> DATA IN THIS EXERCISE
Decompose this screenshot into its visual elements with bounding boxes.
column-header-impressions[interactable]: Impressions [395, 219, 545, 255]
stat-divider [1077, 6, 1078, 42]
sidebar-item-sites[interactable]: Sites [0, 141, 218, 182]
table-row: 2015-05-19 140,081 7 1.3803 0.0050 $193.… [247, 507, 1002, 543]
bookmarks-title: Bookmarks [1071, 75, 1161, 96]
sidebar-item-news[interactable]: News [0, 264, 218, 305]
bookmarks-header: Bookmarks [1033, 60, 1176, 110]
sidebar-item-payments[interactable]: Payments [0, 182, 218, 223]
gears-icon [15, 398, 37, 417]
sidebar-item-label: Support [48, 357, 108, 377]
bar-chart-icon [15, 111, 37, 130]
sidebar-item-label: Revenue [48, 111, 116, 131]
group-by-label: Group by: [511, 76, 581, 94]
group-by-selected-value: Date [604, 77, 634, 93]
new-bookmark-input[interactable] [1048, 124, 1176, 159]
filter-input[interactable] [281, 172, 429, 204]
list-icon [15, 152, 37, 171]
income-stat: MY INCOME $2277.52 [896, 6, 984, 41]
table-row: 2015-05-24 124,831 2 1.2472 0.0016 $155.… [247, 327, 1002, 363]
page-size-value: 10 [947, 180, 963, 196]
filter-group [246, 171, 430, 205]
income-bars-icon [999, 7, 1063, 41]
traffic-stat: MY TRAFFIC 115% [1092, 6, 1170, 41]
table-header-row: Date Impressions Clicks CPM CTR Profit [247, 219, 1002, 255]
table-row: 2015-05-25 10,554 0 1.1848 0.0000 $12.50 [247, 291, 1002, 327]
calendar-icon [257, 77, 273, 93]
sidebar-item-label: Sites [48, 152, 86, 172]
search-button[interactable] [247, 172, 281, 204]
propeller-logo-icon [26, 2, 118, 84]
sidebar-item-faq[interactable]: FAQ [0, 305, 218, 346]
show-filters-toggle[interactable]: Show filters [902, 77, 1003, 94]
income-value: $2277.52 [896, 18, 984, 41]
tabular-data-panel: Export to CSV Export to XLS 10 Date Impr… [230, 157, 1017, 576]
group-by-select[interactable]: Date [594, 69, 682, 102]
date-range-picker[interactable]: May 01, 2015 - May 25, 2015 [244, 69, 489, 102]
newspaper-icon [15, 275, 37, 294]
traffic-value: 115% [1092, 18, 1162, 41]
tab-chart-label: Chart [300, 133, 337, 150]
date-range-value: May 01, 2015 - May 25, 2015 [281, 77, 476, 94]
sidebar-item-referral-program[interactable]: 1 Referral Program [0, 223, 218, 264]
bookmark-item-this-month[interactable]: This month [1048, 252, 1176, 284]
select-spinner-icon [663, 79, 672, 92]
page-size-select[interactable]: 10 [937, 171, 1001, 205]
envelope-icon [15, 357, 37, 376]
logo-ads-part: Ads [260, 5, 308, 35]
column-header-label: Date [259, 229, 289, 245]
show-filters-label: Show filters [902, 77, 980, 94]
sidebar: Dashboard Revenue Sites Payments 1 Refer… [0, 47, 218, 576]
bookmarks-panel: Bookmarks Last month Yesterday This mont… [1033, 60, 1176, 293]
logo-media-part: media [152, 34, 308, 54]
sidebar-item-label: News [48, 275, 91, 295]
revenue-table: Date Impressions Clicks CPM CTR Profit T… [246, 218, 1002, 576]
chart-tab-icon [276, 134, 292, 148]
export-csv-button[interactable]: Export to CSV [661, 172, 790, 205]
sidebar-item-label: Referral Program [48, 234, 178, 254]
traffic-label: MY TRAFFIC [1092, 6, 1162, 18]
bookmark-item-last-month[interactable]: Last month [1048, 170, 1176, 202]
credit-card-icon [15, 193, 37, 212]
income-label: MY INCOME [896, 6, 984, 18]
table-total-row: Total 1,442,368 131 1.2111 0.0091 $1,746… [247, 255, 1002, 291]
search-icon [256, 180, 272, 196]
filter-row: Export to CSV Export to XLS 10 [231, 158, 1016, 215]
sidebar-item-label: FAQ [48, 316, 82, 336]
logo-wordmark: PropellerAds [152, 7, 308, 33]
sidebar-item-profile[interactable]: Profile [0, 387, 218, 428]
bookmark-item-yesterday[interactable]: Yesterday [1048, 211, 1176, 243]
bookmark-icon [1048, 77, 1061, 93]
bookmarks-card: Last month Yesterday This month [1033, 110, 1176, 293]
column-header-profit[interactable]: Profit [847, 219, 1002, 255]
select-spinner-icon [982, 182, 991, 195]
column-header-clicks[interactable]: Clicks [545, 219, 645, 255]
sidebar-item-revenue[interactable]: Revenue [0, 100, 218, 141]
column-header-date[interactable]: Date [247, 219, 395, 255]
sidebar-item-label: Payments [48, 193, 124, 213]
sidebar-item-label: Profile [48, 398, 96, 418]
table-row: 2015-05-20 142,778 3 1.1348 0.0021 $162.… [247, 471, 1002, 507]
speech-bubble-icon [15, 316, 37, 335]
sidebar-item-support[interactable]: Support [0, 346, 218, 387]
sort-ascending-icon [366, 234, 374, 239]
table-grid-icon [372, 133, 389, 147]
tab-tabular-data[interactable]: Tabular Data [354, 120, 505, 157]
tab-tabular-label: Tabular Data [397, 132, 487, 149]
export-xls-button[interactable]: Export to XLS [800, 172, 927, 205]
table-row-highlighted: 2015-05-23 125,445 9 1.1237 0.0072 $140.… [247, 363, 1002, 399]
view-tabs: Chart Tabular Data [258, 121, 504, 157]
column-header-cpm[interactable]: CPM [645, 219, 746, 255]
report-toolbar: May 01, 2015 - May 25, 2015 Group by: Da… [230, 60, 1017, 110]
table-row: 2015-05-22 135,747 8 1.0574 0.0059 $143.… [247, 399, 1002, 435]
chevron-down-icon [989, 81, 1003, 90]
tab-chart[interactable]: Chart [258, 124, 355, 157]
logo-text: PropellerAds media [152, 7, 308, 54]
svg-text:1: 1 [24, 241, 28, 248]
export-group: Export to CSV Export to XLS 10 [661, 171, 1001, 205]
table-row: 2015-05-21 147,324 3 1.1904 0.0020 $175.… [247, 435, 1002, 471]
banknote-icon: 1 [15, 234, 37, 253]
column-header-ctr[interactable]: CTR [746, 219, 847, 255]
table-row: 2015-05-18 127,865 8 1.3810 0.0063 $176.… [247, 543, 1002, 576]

* * *

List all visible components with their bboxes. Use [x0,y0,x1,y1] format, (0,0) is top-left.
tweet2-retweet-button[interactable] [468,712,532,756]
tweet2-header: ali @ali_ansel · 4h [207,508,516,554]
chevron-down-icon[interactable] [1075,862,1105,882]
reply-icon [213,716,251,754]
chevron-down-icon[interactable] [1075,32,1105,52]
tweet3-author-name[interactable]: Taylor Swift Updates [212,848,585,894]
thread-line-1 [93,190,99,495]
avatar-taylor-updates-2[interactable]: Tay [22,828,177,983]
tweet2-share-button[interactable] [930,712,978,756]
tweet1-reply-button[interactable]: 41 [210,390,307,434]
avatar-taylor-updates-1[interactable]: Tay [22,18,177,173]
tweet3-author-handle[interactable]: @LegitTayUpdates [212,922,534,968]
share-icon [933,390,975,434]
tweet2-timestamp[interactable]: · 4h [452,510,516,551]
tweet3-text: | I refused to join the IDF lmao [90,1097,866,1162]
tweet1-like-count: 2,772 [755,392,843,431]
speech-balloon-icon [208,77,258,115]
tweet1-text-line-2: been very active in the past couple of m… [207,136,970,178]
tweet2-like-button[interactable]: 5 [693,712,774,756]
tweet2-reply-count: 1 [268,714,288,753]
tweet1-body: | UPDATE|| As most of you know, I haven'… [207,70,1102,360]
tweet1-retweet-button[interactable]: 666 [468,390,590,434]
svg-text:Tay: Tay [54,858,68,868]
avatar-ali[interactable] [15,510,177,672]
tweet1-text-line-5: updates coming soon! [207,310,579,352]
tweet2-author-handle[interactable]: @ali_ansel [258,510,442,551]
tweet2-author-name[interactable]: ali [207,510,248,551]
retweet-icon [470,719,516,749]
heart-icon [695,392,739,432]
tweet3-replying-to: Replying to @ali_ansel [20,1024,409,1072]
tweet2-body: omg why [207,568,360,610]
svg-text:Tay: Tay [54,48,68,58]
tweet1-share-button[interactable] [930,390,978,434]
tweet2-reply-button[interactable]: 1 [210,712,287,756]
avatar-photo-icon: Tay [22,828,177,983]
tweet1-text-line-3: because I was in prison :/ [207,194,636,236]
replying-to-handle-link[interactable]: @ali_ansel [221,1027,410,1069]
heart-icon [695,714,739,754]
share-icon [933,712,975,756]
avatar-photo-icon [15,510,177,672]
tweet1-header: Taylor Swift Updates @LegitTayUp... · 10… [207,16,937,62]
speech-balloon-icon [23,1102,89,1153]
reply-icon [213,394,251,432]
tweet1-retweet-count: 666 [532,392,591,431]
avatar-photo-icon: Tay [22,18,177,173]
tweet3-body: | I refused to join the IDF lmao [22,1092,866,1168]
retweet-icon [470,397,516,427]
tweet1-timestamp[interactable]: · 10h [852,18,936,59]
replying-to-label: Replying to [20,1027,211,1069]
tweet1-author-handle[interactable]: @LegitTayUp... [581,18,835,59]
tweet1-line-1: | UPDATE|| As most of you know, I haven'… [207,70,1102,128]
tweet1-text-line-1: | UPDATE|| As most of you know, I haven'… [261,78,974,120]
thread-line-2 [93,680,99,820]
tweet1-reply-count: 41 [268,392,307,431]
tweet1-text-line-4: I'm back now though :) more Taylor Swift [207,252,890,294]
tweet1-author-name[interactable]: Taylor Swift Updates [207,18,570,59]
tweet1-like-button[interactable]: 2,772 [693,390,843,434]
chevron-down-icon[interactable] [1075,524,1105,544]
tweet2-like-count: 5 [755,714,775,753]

==

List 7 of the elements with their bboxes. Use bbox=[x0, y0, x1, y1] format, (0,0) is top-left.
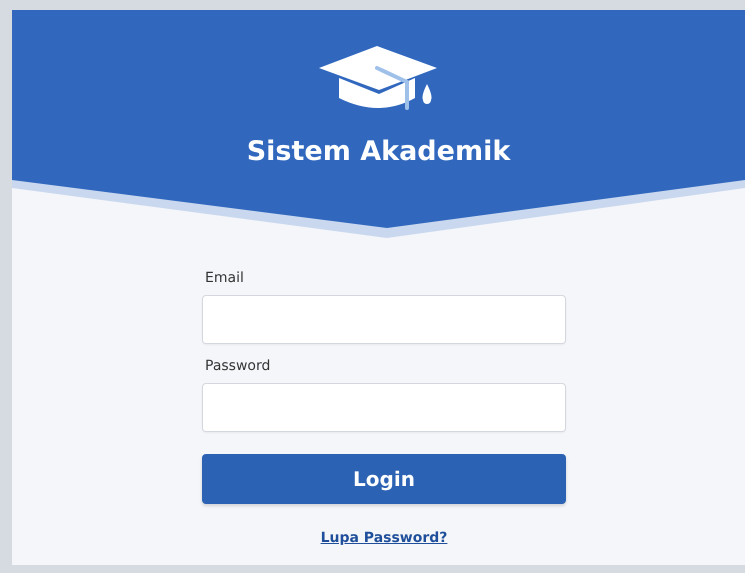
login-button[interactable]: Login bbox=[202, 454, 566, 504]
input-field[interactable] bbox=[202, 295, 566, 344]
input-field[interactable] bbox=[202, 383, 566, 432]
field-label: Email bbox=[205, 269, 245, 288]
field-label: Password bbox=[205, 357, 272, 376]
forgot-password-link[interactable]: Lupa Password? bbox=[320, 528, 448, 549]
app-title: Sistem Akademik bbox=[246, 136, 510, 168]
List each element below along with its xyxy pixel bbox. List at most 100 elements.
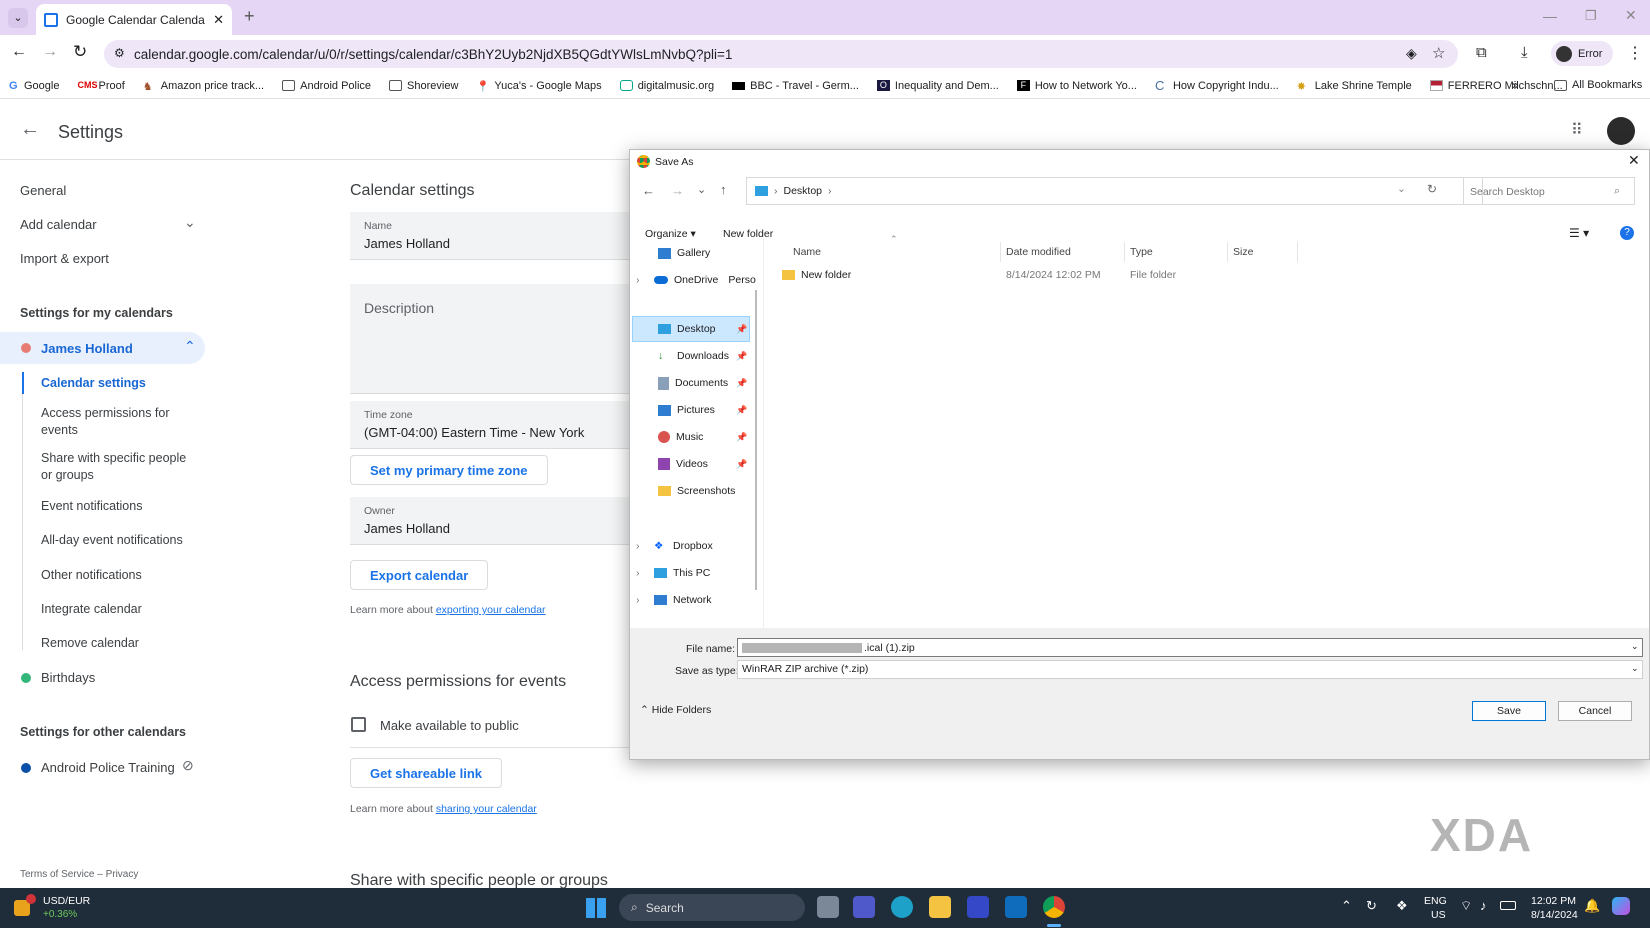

> WHAT IS NEEDED
Output the items starting at the line that contains "Decompose this screenshot" and ending at the line that contains "sidebar-item-sites[interactable]: Sites [0, 141, 218, 182]", reproducing each line as it appears.

> EXERCISE ANSWER
Decompose this screenshot into its visual elements with bounding boxes.
column-header-impressions[interactable]: Impressions [395, 219, 545, 255]
stat-divider [1077, 6, 1078, 42]
sidebar-item-sites[interactable]: Sites [0, 141, 218, 182]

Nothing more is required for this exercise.